START Record set

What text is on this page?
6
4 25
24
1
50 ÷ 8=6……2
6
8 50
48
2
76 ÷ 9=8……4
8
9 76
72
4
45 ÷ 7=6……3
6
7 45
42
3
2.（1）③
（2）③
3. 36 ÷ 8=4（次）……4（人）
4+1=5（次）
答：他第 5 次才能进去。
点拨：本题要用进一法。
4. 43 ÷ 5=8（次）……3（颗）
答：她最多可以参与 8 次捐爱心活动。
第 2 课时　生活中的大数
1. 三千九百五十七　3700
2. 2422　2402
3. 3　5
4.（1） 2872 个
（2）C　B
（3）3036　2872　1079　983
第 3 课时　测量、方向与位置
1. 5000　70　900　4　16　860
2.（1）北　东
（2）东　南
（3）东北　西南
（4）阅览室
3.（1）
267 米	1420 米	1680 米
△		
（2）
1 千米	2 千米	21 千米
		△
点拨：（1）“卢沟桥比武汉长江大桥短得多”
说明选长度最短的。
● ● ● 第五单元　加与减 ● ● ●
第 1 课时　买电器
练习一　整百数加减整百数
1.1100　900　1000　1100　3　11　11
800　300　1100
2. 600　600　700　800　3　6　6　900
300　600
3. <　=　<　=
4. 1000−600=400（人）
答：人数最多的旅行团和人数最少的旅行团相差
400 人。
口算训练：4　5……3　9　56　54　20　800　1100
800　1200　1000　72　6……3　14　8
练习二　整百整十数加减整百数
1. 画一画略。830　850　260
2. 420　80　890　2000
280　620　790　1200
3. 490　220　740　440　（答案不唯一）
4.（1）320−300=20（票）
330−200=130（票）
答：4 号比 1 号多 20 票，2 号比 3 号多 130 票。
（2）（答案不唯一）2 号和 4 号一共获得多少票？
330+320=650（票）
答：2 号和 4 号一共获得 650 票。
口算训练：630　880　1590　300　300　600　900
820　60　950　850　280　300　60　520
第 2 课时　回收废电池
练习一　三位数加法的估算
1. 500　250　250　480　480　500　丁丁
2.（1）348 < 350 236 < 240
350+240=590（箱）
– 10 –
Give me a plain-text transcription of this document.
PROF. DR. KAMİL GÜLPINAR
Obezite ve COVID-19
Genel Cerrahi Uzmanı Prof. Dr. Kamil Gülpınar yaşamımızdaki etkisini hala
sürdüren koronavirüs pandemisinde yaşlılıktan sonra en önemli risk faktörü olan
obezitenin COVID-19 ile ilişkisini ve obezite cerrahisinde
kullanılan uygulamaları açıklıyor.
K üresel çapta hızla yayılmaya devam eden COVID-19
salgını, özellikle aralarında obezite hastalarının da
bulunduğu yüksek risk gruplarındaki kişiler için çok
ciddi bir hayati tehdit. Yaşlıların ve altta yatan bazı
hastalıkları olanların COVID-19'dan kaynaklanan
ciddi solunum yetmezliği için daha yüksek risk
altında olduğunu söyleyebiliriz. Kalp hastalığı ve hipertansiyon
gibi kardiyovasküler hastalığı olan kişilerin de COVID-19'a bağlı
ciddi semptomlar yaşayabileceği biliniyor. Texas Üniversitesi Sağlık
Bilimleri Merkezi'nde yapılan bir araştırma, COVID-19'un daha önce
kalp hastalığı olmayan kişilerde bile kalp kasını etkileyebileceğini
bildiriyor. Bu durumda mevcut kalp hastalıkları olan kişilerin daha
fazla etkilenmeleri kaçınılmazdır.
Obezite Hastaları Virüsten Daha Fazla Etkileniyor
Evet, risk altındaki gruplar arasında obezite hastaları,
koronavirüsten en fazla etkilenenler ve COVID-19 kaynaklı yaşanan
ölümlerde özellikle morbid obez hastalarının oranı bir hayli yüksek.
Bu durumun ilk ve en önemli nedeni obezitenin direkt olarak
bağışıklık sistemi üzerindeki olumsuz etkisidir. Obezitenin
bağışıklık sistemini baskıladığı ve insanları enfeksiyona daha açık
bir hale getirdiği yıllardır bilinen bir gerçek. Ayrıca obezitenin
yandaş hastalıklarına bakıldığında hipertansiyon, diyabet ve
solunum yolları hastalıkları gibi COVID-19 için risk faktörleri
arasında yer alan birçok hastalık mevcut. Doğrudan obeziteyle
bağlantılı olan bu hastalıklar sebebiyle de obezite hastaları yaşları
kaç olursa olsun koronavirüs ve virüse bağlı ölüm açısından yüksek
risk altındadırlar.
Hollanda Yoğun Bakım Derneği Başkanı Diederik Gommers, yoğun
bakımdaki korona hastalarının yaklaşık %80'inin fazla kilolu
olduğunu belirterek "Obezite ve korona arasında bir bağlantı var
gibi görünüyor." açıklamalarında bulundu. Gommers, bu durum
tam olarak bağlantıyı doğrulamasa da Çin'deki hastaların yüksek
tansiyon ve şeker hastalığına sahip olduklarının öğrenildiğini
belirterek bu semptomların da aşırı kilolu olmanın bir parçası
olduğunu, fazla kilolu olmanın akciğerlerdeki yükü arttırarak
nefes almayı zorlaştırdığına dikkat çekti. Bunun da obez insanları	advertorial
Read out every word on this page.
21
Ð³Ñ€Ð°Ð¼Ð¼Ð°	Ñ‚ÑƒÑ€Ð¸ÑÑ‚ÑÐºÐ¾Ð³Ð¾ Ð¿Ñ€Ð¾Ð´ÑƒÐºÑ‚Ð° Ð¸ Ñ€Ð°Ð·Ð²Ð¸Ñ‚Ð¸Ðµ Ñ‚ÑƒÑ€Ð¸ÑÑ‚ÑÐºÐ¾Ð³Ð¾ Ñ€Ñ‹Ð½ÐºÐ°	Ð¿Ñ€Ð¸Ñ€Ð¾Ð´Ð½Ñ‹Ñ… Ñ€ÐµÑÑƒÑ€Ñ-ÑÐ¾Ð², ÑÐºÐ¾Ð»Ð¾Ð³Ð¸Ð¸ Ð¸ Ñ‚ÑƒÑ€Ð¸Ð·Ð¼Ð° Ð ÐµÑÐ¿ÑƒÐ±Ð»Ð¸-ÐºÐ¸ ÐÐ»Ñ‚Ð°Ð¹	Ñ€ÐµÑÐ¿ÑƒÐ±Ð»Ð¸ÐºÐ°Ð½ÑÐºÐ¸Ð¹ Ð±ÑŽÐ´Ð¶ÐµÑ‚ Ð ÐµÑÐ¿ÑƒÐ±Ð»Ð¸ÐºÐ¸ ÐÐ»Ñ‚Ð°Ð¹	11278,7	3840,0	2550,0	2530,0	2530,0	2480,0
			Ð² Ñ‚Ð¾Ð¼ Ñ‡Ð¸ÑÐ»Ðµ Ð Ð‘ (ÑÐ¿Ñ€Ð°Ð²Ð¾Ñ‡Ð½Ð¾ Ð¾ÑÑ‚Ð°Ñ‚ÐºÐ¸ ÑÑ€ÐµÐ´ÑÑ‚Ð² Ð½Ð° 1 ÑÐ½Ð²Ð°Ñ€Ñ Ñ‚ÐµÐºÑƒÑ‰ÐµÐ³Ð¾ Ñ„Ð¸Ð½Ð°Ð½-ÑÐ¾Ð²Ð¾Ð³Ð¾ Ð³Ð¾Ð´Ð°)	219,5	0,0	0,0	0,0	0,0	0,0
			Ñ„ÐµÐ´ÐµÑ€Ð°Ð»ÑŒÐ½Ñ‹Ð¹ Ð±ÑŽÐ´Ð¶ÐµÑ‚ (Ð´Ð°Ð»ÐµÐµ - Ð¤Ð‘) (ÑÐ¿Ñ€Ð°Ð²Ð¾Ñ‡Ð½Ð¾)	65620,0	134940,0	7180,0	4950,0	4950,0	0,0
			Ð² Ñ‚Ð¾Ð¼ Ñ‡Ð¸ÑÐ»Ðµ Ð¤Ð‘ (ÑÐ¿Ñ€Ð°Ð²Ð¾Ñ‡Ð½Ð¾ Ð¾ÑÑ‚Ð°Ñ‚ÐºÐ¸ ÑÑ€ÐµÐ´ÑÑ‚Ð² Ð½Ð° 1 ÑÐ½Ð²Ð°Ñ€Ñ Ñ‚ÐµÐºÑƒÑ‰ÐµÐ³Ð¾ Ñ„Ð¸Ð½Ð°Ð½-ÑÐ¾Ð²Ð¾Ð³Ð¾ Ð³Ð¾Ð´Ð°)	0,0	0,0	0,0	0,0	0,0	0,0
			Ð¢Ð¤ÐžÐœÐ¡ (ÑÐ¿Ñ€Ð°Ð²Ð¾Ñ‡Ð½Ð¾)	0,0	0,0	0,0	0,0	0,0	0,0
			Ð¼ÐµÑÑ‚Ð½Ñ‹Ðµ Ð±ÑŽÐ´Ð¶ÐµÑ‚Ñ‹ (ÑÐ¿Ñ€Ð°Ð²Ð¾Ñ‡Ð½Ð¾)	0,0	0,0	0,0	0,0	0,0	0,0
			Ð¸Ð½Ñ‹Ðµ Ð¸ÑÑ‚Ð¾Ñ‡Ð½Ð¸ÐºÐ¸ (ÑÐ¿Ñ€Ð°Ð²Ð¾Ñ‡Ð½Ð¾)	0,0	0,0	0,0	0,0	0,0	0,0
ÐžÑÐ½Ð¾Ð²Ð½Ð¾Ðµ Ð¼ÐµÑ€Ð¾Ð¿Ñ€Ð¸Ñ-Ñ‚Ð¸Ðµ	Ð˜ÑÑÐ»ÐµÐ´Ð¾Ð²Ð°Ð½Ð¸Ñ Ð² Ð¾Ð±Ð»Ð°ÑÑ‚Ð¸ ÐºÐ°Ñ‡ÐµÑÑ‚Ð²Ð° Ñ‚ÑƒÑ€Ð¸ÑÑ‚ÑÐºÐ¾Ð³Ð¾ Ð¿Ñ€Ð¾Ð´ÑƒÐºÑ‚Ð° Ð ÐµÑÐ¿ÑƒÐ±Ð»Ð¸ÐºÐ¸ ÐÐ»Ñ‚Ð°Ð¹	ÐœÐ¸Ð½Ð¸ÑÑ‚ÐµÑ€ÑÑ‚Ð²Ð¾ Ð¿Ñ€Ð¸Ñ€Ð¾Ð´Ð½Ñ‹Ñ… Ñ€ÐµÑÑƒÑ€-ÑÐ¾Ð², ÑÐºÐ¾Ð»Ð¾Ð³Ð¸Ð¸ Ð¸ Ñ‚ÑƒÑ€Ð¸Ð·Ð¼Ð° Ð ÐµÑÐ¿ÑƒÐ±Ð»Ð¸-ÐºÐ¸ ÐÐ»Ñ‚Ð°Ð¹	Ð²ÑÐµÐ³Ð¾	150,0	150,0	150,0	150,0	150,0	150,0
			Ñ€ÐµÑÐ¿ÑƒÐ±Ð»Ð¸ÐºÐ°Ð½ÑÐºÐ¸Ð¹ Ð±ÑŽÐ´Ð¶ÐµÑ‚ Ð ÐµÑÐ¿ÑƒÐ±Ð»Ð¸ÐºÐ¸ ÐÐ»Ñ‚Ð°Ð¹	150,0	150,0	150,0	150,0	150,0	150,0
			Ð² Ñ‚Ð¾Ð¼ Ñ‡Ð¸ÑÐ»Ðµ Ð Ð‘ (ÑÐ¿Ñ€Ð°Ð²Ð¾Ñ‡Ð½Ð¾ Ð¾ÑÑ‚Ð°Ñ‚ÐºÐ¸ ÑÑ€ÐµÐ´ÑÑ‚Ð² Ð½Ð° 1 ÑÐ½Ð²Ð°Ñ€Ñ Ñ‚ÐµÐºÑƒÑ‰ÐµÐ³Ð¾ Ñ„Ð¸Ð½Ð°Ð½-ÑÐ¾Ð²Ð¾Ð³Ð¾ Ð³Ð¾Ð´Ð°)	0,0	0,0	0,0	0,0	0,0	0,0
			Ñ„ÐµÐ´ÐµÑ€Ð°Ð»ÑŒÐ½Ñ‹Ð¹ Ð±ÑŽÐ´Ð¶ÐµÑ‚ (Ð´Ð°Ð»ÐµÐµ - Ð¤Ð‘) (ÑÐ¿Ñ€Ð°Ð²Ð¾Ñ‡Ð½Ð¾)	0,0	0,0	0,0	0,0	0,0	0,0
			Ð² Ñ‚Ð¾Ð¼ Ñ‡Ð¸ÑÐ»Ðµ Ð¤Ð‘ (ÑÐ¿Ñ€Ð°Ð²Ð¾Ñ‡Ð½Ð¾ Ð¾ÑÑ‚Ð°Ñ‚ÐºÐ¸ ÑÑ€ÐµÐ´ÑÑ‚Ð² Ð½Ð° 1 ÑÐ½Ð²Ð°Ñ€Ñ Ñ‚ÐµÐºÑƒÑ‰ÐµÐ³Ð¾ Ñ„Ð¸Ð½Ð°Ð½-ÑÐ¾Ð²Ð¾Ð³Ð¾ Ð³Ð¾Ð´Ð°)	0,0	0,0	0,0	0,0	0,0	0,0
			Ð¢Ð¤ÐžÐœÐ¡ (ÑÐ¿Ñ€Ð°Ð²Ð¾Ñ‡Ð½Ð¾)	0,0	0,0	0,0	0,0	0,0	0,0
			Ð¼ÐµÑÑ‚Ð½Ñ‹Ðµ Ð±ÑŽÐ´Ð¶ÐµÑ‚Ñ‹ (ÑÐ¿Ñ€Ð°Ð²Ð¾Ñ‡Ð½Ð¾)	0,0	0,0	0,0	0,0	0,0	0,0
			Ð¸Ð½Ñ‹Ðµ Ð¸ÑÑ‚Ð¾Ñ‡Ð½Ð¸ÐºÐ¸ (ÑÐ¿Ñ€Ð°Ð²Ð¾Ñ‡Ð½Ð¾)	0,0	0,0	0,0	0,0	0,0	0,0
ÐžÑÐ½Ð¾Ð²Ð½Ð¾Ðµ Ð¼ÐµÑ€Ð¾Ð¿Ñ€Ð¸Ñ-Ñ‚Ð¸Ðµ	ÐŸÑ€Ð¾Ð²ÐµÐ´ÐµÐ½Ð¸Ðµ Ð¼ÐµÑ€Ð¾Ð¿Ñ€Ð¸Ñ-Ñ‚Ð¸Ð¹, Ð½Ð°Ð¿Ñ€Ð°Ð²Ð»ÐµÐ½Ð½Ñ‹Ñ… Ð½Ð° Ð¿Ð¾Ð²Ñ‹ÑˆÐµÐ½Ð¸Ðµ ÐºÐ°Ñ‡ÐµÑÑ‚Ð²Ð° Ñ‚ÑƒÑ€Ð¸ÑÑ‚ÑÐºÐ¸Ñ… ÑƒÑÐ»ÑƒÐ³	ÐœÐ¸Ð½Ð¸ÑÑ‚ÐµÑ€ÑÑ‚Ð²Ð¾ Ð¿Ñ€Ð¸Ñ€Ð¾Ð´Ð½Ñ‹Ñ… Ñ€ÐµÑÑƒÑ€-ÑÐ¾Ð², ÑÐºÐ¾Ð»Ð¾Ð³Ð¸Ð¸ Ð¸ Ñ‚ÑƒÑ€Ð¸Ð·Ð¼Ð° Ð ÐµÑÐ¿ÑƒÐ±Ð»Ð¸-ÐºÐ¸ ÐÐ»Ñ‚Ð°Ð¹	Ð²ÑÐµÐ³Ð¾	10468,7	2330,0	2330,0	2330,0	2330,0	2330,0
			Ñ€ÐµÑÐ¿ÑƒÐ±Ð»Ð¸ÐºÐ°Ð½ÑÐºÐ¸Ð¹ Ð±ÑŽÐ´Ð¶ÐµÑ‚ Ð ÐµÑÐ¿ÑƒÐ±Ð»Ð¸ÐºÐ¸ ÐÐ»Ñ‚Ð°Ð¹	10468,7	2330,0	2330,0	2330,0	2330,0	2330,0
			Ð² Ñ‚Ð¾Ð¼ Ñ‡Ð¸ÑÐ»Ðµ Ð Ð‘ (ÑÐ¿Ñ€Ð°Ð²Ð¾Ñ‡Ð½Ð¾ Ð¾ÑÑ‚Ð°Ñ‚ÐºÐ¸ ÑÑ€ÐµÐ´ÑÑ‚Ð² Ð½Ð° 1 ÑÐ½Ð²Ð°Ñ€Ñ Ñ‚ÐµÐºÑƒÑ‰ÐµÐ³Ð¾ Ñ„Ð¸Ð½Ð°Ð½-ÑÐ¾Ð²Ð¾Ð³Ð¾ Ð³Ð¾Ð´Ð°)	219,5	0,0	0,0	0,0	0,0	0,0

END Record set

Stated task - Reproduce each line of the material containing the word "kişilerin".

Response -
gibi kardiyovasküler hastalığı olan kişilerin de COVID-19'a bağlı
bildiriyor. Bu durumda mevcut kalp hastalıkları olan kişilerin daha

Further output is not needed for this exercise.